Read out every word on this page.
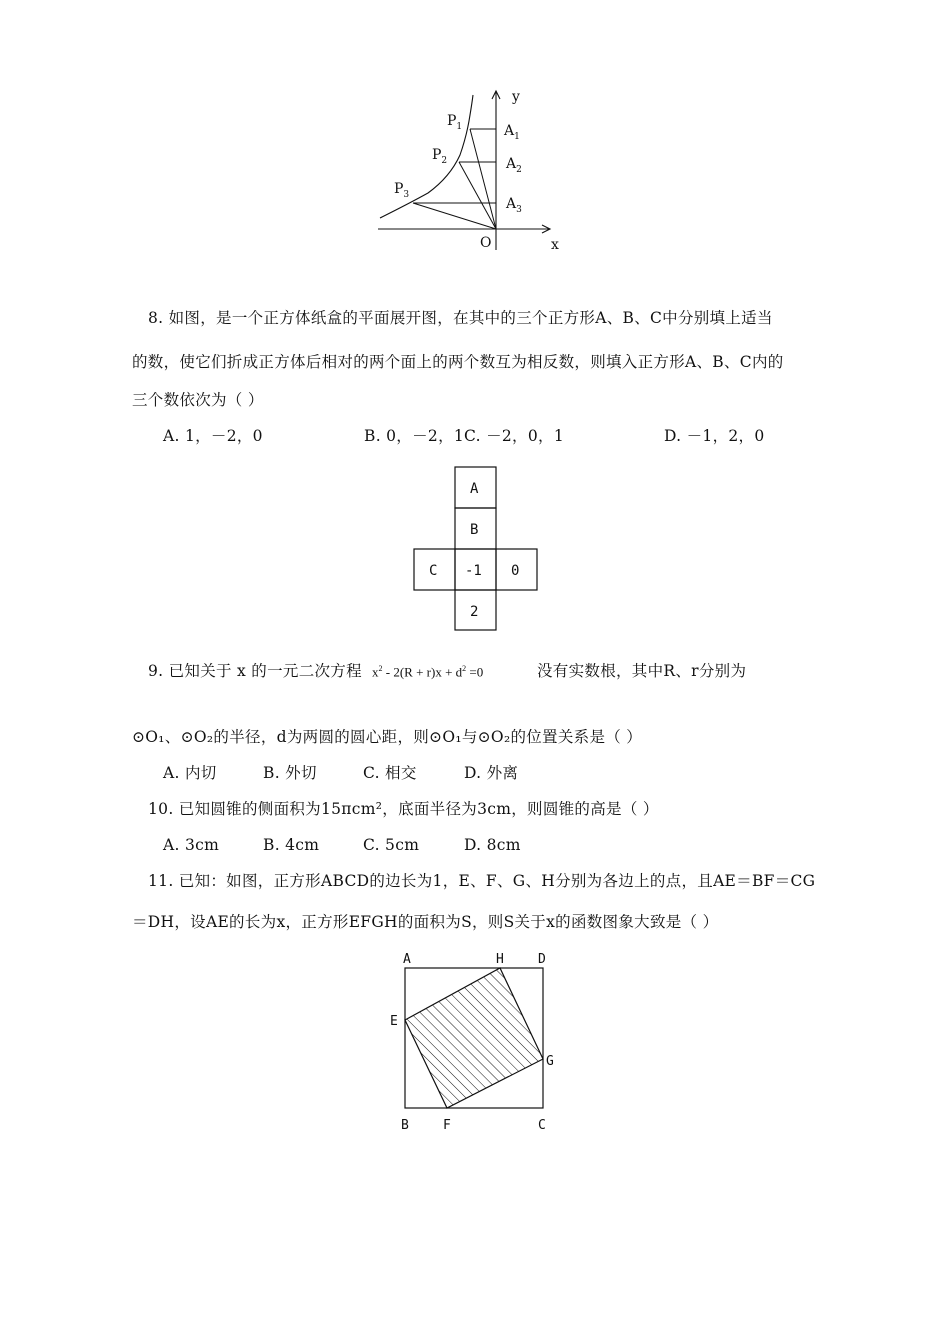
y
x
O
$P_1$
$P_2$
$P_3$
$A_1$
$A_2$
$A_3$
8. 如图，是一个正方体纸盒的平面展开图，在其中的三个正方形A、B、C中分别填上适当
的数，使它们折成正方体后相对的两个面上的两个数互为相反数，则填入正方形A、B、C内的
三个数依次为（ ）
A. 1，－2，0	B. 0，－2，1C. －2，0，1	D. －1，2，0
A
B
C -1 0
2
9. 已知关于 x 的一元二次方程 $x^2 - 2(R + r)x + d^2 =0$	没有实数根，其中R、r分别为
⊙O₁、⊙O₂的半径，d为两圆的圆心距，则⊙O₁与⊙O₂的位置关系是（ ）
A. 内切	B. 外切	C. 相交	D. 外离
10. 已知圆锥的侧面积为15πcm²，底面半径为3cm，则圆锥的高是（ ）
A. 3cm	B. 4cm	C. 5cm	D. 8cm
11. 已知：如图，正方形ABCD的边长为1，E、F、G、H分别为各边上的点，且AE＝BF＝CG
＝DH，设AE的长为x，正方形EFGH的面积为S，则S关于x的函数图象大致是（ ）
A	H	D
E
G
B	F	C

== Exercise ==
Reproduce every entry word for word, but omit the pictures.

== Solution to the problem ==
Read out every word on this page.
y
x
O
$P_1$
$P_2$
$P_3$
$A_1$
$A_2$
$A_3$
8. 如图，是一个正方体纸盒的平面展开图，在其中的三个正方形A、B、C中分别填上适当
的数，使它们折成正方体后相对的两个面上的两个数互为相反数，则填入正方形A、B、C内的
三个数依次为（ ）
A. 1，－2，0	B. 0，－2，1C. －2，0，1	D. －1，2，0
A
B
C -1 0
2
9. 已知关于 x 的一元二次方程 $x^2 - 2(R + r)x + d^2 =0$	没有实数根，其中R、r分别为
⊙O₁、⊙O₂的半径，d为两圆的圆心距，则⊙O₁与⊙O₂的位置关系是（ ）
A. 内切	B. 外切	C. 相交	D. 外离
10. 已知圆锥的侧面积为15πcm²，底面半径为3cm，则圆锥的高是（ ）
A. 3cm	B. 4cm	C. 5cm	D. 8cm
11. 已知：如图，正方形ABCD的边长为1，E、F、G、H分别为各边上的点，且AE＝BF＝CG
＝DH，设AE的长为x，正方形EFGH的面积为S，则S关于x的函数图象大致是（ ）
A	H	D
E
G
B	F	C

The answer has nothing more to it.